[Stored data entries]
■ ■ ■ ■ ■

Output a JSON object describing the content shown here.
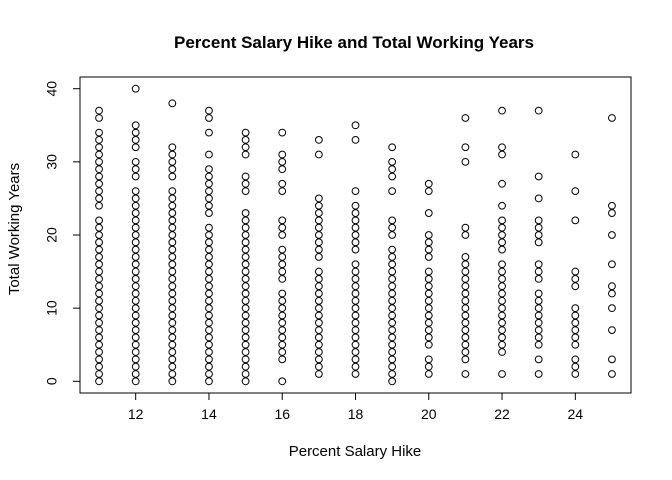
{
  "chart_data": {
    "type": "scatter",
    "title": "Percent Salary Hike and Total Working Years",
    "xlabel": "Percent Salary Hike",
    "ylabel": "Total Working Years",
    "xlim": [
      10.48,
      25.52
    ],
    "ylim": [
      -1.6,
      41.6
    ],
    "xticks": [
      12,
      14,
      16,
      18,
      20,
      22,
      24
    ],
    "yticks": [
      0,
      10,
      20,
      30,
      40
    ],
    "grid": false,
    "legend": "none",
    "marker": "open-circle",
    "colors": {
      "marker": "#000000",
      "axis": "#000000",
      "background": "#ffffff"
    },
    "series": [
      {
        "points": [
          {
            "x": 11,
            "y": [
              0,
              1,
              2,
              3,
              4,
              5,
              6,
              7,
              8,
              9,
              10,
              11,
              12,
              13,
              14,
              15,
              16,
              17,
              18,
              19,
              20,
              21,
              22,
              24,
              25,
              26,
              27,
              28,
              29,
              30,
              31,
              32,
              33,
              34,
              36,
              37
            ]
          },
          {
            "x": 12,
            "y": [
              0,
              1,
              2,
              3,
              4,
              5,
              6,
              7,
              8,
              9,
              10,
              11,
              12,
              13,
              14,
              15,
              16,
              17,
              18,
              19,
              20,
              21,
              22,
              23,
              24,
              25,
              26,
              28,
              29,
              30,
              32,
              33,
              34,
              35,
              40
            ]
          },
          {
            "x": 13,
            "y": [
              0,
              1,
              2,
              3,
              4,
              5,
              6,
              7,
              8,
              9,
              10,
              11,
              12,
              13,
              14,
              15,
              16,
              17,
              18,
              19,
              20,
              21,
              22,
              23,
              24,
              25,
              26,
              28,
              29,
              30,
              31,
              32,
              38
            ]
          },
          {
            "x": 14,
            "y": [
              0,
              1,
              2,
              3,
              4,
              5,
              6,
              7,
              8,
              9,
              10,
              11,
              12,
              13,
              14,
              15,
              16,
              17,
              18,
              19,
              20,
              21,
              23,
              24,
              25,
              26,
              27,
              28,
              29,
              31,
              34,
              36,
              37
            ]
          },
          {
            "x": 15,
            "y": [
              0,
              1,
              2,
              3,
              4,
              5,
              6,
              7,
              8,
              9,
              10,
              11,
              12,
              13,
              14,
              15,
              16,
              17,
              18,
              19,
              20,
              21,
              22,
              23,
              26,
              27,
              28,
              31,
              32,
              33,
              34
            ]
          },
          {
            "x": 16,
            "y": [
              0,
              3,
              4,
              5,
              6,
              7,
              8,
              9,
              10,
              11,
              12,
              14,
              15,
              16,
              17,
              18,
              20,
              21,
              22,
              26,
              27,
              29,
              30,
              31,
              34
            ]
          },
          {
            "x": 17,
            "y": [
              1,
              2,
              3,
              4,
              5,
              6,
              7,
              8,
              9,
              10,
              11,
              12,
              13,
              14,
              15,
              17,
              18,
              19,
              20,
              21,
              22,
              23,
              24,
              25,
              31,
              33
            ]
          },
          {
            "x": 18,
            "y": [
              1,
              2,
              3,
              4,
              5,
              6,
              7,
              8,
              9,
              10,
              11,
              12,
              13,
              14,
              15,
              16,
              18,
              19,
              20,
              21,
              22,
              23,
              24,
              26,
              33,
              35
            ]
          },
          {
            "x": 19,
            "y": [
              0,
              1,
              2,
              3,
              4,
              5,
              6,
              7,
              8,
              9,
              10,
              11,
              12,
              13,
              14,
              15,
              16,
              17,
              18,
              20,
              21,
              22,
              26,
              28,
              29,
              30,
              32
            ]
          },
          {
            "x": 20,
            "y": [
              1,
              2,
              3,
              5,
              6,
              7,
              8,
              9,
              10,
              11,
              12,
              13,
              14,
              15,
              17,
              18,
              19,
              20,
              23,
              26,
              27
            ]
          },
          {
            "x": 21,
            "y": [
              1,
              3,
              4,
              5,
              6,
              7,
              8,
              9,
              10,
              11,
              12,
              13,
              14,
              15,
              16,
              17,
              20,
              21,
              30,
              32,
              36
            ]
          },
          {
            "x": 22,
            "y": [
              1,
              4,
              5,
              6,
              7,
              8,
              9,
              10,
              11,
              12,
              13,
              14,
              15,
              16,
              18,
              19,
              20,
              21,
              22,
              24,
              27,
              31,
              32,
              37
            ]
          },
          {
            "x": 23,
            "y": [
              1,
              3,
              5,
              6,
              7,
              8,
              9,
              10,
              11,
              12,
              14,
              15,
              16,
              19,
              20,
              21,
              22,
              25,
              28,
              37
            ]
          },
          {
            "x": 24,
            "y": [
              1,
              2,
              3,
              5,
              6,
              7,
              8,
              9,
              10,
              13,
              14,
              15,
              22,
              26,
              31
            ]
          },
          {
            "x": 25,
            "y": [
              1,
              3,
              7,
              10,
              12,
              13,
              16,
              20,
              23,
              24,
              36
            ]
          }
        ]
      }
    ]
  }
}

■ ■ ■ ■ ■

* Instructions for the task *
Pull out every line in the data above that has the word "Working".

* Response *
    "title": "Percent Salary Hike and Total Working Years",
    "ylabel": "Total Working Years",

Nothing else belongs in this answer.